[Dataset entries on figures]
____________________

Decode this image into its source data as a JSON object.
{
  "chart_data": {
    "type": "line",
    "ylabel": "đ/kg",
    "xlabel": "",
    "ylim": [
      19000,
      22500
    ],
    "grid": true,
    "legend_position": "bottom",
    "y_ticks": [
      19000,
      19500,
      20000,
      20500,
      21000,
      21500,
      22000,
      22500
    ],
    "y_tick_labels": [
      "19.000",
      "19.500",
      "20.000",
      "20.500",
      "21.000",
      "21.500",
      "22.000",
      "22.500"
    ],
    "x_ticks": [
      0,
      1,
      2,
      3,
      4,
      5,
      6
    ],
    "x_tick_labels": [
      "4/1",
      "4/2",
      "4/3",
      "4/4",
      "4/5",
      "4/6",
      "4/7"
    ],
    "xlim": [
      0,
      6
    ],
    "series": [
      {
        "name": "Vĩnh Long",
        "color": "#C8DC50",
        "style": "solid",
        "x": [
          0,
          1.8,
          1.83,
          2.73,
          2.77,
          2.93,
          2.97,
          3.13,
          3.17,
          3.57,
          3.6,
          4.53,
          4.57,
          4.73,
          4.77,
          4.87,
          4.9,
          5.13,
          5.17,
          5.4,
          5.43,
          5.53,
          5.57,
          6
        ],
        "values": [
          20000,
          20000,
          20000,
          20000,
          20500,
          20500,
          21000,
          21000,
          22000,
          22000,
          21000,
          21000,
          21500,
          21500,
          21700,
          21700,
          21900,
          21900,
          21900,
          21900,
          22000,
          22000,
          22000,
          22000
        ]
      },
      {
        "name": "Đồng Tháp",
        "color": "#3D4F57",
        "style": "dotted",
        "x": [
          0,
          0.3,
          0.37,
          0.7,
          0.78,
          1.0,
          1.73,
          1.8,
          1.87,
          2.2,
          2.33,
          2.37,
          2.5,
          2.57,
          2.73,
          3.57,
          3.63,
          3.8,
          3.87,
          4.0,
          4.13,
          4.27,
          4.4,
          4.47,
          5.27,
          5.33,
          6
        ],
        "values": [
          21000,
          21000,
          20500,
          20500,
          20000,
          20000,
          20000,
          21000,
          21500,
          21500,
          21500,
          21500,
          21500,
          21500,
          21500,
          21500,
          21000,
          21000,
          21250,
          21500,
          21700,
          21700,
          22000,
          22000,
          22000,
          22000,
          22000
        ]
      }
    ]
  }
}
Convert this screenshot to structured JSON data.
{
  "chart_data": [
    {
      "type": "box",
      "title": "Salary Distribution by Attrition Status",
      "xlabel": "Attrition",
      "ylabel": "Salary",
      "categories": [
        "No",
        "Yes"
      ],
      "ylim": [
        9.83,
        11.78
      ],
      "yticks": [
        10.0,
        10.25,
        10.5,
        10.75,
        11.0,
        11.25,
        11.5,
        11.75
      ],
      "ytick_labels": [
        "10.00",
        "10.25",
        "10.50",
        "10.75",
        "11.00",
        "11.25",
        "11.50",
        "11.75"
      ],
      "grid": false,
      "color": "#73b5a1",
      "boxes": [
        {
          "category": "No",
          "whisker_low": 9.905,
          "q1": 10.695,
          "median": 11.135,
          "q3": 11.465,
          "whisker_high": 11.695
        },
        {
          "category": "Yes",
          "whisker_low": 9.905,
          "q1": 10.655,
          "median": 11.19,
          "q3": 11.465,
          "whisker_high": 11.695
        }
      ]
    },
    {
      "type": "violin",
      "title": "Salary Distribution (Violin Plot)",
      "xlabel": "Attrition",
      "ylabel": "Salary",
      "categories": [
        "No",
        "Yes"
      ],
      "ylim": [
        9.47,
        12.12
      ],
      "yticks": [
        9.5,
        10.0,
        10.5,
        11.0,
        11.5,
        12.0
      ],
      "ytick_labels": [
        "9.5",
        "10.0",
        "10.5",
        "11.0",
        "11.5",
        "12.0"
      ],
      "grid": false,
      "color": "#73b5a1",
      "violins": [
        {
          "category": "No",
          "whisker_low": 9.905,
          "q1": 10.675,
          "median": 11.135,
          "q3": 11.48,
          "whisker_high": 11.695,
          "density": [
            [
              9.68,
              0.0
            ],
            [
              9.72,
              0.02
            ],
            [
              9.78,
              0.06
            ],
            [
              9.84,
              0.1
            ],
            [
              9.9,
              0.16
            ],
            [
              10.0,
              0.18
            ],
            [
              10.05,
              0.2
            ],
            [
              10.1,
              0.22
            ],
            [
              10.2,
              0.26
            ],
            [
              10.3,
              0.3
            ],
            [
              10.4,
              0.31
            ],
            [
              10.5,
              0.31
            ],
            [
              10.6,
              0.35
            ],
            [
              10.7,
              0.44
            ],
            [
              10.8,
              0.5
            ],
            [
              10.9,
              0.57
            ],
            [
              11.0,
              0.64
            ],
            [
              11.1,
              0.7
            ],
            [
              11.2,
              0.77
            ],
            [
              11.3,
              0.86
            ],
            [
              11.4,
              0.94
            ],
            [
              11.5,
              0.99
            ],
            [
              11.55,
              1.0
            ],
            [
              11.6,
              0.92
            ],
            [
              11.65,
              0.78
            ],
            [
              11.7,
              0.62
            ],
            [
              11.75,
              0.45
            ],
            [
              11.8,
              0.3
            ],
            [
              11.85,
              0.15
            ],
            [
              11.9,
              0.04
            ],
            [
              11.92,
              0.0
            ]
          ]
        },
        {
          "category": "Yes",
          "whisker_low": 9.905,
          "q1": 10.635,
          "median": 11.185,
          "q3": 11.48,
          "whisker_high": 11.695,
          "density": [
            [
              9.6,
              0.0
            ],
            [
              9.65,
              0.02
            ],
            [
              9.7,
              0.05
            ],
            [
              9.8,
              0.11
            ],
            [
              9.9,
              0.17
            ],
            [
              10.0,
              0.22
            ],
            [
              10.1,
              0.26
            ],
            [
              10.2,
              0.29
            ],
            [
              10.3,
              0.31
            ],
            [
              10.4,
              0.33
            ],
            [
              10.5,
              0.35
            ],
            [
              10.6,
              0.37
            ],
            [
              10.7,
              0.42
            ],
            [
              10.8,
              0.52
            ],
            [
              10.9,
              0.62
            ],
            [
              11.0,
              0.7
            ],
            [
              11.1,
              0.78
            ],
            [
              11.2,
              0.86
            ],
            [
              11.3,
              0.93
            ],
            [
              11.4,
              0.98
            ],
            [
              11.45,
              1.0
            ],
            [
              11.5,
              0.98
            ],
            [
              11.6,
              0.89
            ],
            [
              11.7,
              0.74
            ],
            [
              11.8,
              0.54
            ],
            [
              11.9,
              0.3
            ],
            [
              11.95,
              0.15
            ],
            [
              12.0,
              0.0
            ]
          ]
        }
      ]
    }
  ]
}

____________________

Your task is to gather all lines from the entries above that hold the word "Salary".

      "title": "Salary Distribution by Attrition Status",
      "ylabel": "Salary",
      "title": "Salary Distribution (Violin Plot)",
      "ylabel": "Salary",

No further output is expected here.